Requirement: Only the pictures are omitted; repeat all other data exactly.

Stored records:
------------------------
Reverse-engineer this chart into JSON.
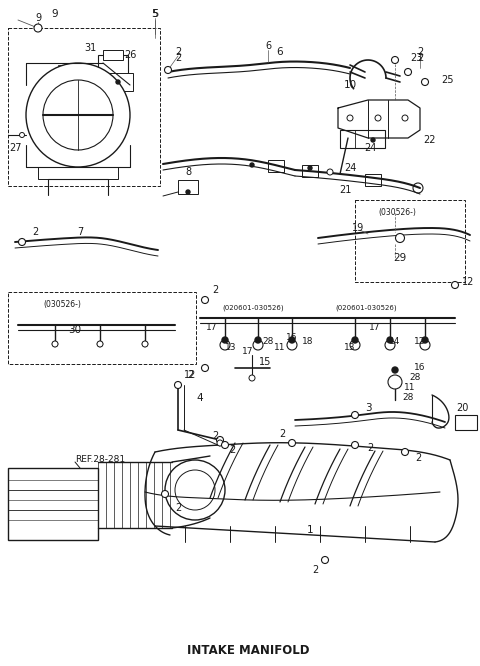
{
  "background_color": "#ffffff",
  "line_color": "#1a1a1a",
  "bottom_label": "INTAKE MANIFOLD",
  "fig_width": 4.8,
  "fig_height": 6.66,
  "dpi": 100
}
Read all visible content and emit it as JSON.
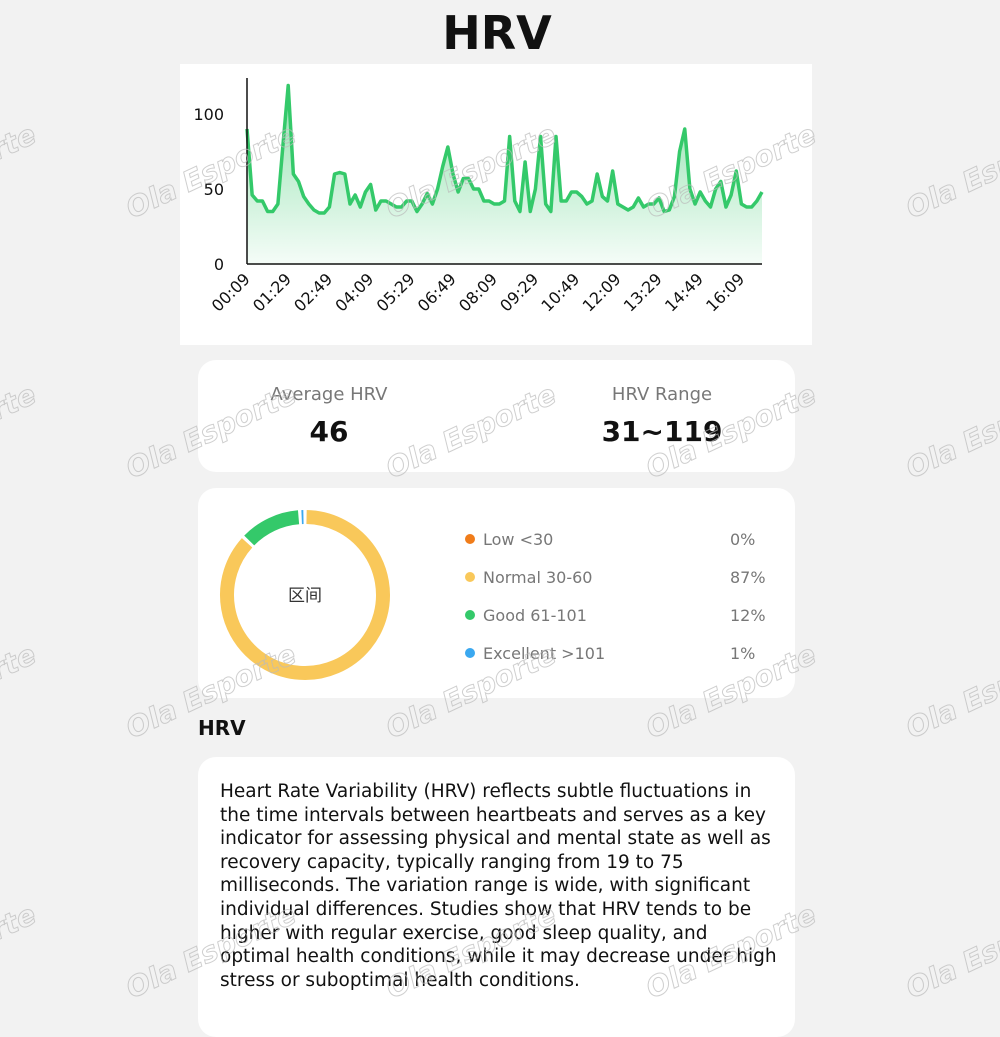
{
  "title": "HRV",
  "chart_data": [
    {
      "type": "line",
      "color": "#34c96a",
      "x": [
        "00:09",
        "00:19",
        "00:29",
        "00:39",
        "00:49",
        "00:59",
        "01:09",
        "01:19",
        "01:29",
        "01:39",
        "01:49",
        "01:59",
        "02:09",
        "02:19",
        "02:29",
        "02:39",
        "02:49",
        "02:59",
        "03:09",
        "03:19",
        "03:29",
        "03:39",
        "03:49",
        "03:59",
        "04:09",
        "04:19",
        "04:29",
        "04:39",
        "04:49",
        "04:59",
        "05:09",
        "05:19",
        "05:29",
        "05:39",
        "05:49",
        "05:59",
        "06:09",
        "06:19",
        "06:29",
        "06:39",
        "06:49",
        "06:59",
        "07:09",
        "07:19",
        "07:29",
        "07:39",
        "07:49",
        "07:59",
        "08:09",
        "08:19",
        "08:29",
        "08:39",
        "08:49",
        "08:59",
        "09:09",
        "09:19",
        "09:29",
        "09:39",
        "09:49",
        "09:59",
        "10:09",
        "10:19",
        "10:29",
        "10:39",
        "10:49",
        "10:59",
        "11:09",
        "11:19",
        "11:29",
        "11:39",
        "11:49",
        "11:59",
        "12:09",
        "12:19",
        "12:29",
        "12:39",
        "12:49",
        "12:59",
        "13:09",
        "13:19",
        "13:29",
        "13:39",
        "13:49",
        "13:59",
        "14:09",
        "14:19",
        "14:29",
        "14:39",
        "14:49",
        "14:59",
        "15:09",
        "15:19",
        "15:29",
        "15:39",
        "15:49",
        "15:59",
        "16:09",
        "16:19",
        "16:29",
        "16:39",
        "16:49"
      ],
      "values": [
        90,
        46,
        42,
        42,
        35,
        35,
        40,
        80,
        119,
        60,
        55,
        45,
        40,
        36,
        34,
        34,
        38,
        60,
        61,
        60,
        40,
        46,
        38,
        48,
        53,
        36,
        42,
        42,
        40,
        38,
        38,
        42,
        42,
        35,
        40,
        47,
        40,
        50,
        65,
        78,
        60,
        48,
        57,
        57,
        50,
        50,
        42,
        42,
        40,
        40,
        42,
        85,
        42,
        35,
        68,
        35,
        50,
        85,
        40,
        35,
        85,
        42,
        42,
        48,
        48,
        45,
        40,
        42,
        60,
        45,
        42,
        62,
        40,
        38,
        36,
        38,
        44,
        38,
        40,
        40,
        44,
        35,
        36,
        45,
        75,
        90,
        50,
        40,
        48,
        42,
        38,
        50,
        55,
        38,
        46,
        62,
        40,
        38,
        38,
        42,
        48
      ],
      "xticks": [
        "00:09",
        "01:29",
        "02:49",
        "04:09",
        "05:29",
        "06:49",
        "08:09",
        "09:29",
        "10:49",
        "12:09",
        "13:29",
        "14:49",
        "16:09"
      ],
      "ylim": [
        0,
        124
      ],
      "yticks": [
        0,
        50,
        100
      ]
    },
    {
      "type": "pie",
      "center_label": "区间",
      "categories": [
        "Low <30",
        "Normal 30-60",
        "Good 61-101",
        "Excellent >101"
      ],
      "values": [
        0,
        87,
        12,
        1
      ],
      "value_labels": [
        "0%",
        "87%",
        "12%",
        "1%"
      ],
      "colors": [
        "#f07c1a",
        "#f9c85a",
        "#34c96a",
        "#3aa8f0"
      ]
    }
  ],
  "stats": [
    {
      "label": "Average HRV",
      "value": "46"
    },
    {
      "label": "HRV Range",
      "value": "31~119"
    }
  ],
  "section_title": "HRV",
  "description": "Heart Rate Variability (HRV) reflects subtle fluctuations in the time intervals between heartbeats and serves as a key indicator for assessing physical and mental state as well as recovery capacity, typically ranging from 19 to 75 milliseconds. The variation range is wide, with significant individual differences. Studies show that HRV tends to be higher with regular exercise, good sleep quality, and optimal health conditions, while it may decrease under high stress or suboptimal health conditions.",
  "watermark": "Ola Esporte"
}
------------------------
Answer in full:
Reverse-engineer this chart into JSON.
{
  "background_color": "#ffffff",
  "line_color": "#1a1a1a",
  "bottom_label": "INTAKE MANIFOLD",
  "fig_width": 4.8,
  "fig_height": 6.66,
  "dpi": 100
}
Read all visible content and emit it as JSON.
{
  "title": "HRV",
  "chart_data": [
    {
      "type": "line",
      "color": "#34c96a",
      "x": [
        "00:09",
        "00:19",
        "00:29",
        "00:39",
        "00:49",
        "00:59",
        "01:09",
        "01:19",
        "01:29",
        "01:39",
        "01:49",
        "01:59",
        "02:09",
        "02:19",
        "02:29",
        "02:39",
        "02:49",
        "02:59",
        "03:09",
        "03:19",
        "03:29",
        "03:39",
        "03:49",
        "03:59",
        "04:09",
        "04:19",
        "04:29",
        "04:39",
        "04:49",
        "04:59",
        "05:09",
        "05:19",
        "05:29",
        "05:39",
        "05:49",
        "05:59",
        "06:09",
        "06:19",
        "06:29",
        "06:39",
        "06:49",
        "06:59",
        "07:09",
        "07:19",
        "07:29",
        "07:39",
        "07:49",
        "07:59",
        "08:09",
        "08:19",
        "08:29",
        "08:39",
        "08:49",
        "08:59",
        "09:09",
        "09:19",
        "09:29",
        "09:39",
        "09:49",
        "09:59",
        "10:09",
        "10:19",
        "10:29",
        "10:39",
        "10:49",
        "10:59",
        "11:09",
        "11:19",
        "11:29",
        "11:39",
        "11:49",
        "11:59",
        "12:09",
        "12:19",
        "12:29",
        "12:39",
        "12:49",
        "12:59",
        "13:09",
        "13:19",
        "13:29",
        "13:39",
        "13:49",
        "13:59",
        "14:09",
        "14:19",
        "14:29",
        "14:39",
        "14:49",
        "14:59",
        "15:09",
        "15:19",
        "15:29",
        "15:39",
        "15:49",
        "15:59",
        "16:09",
        "16:19",
        "16:29",
        "16:39",
        "16:49"
      ],
      "values": [
        90,
        46,
        42,
        42,
        35,
        35,
        40,
        80,
        119,
        60,
        55,
        45,
        40,
        36,
        34,
        34,
        38,
        60,
        61,
        60,
        40,
        46,
        38,
        48,
        53,
        36,
        42,
        42,
        40,
        38,
        38,
        42,
        42,
        35,
        40,
        47,
        40,
        50,
        65,
        78,
        60,
        48,
        57,
        57,
        50,
        50,
        42,
        42,
        40,
        40,
        42,
        85,
        42,
        35,
        68,
        35,
        50,
        85,
        40,
        35,
        85,
        42,
        42,
        48,
        48,
        45,
        40,
        42,
        60,
        45,
        42,
        62,
        40,
        38,
        36,
        38,
        44,
        38,
        40,
        40,
        44,
        35,
        36,
        45,
        75,
        90,
        50,
        40,
        48,
        42,
        38,
        50,
        55,
        38,
        46,
        62,
        40,
        38,
        38,
        42,
        48
      ],
      "xticks": [
        "00:09",
        "01:29",
        "02:49",
        "04:09",
        "05:29",
        "06:49",
        "08:09",
        "09:29",
        "10:49",
        "12:09",
        "13:29",
        "14:49",
        "16:09"
      ],
      "ylim": [
        0,
        124
      ],
      "yticks": [
        0,
        50,
        100
      ]
    },
    {
      "type": "pie",
      "center_label": "区间",
      "categories": [
        "Low <30",
        "Normal 30-60",
        "Good 61-101",
        "Excellent >101"
      ],
      "values": [
        0,
        87,
        12,
        1
      ],
      "value_labels": [
        "0%",
        "87%",
        "12%",
        "1%"
      ],
      "colors": [
        "#f07c1a",
        "#f9c85a",
        "#34c96a",
        "#3aa8f0"
      ]
    }
  ],
  "stats": [
    {
      "label": "Average HRV",
      "value": "46"
    },
    {
      "label": "HRV Range",
      "value": "31~119"
    }
  ],
  "section_title": "HRV",
  "description": "Heart Rate Variability (HRV) reflects subtle fluctuations in the time intervals between heartbeats and serves as a key indicator for assessing physical and mental state as well as recovery capacity, typically ranging from 19 to 75 milliseconds. The variation range is wide, with significant individual differences. Studies show that HRV tends to be higher with regular exercise, good sleep quality, and optimal health conditions, while it may decrease under high stress or suboptimal health conditions.",
  "watermark": "Ola Esporte"
}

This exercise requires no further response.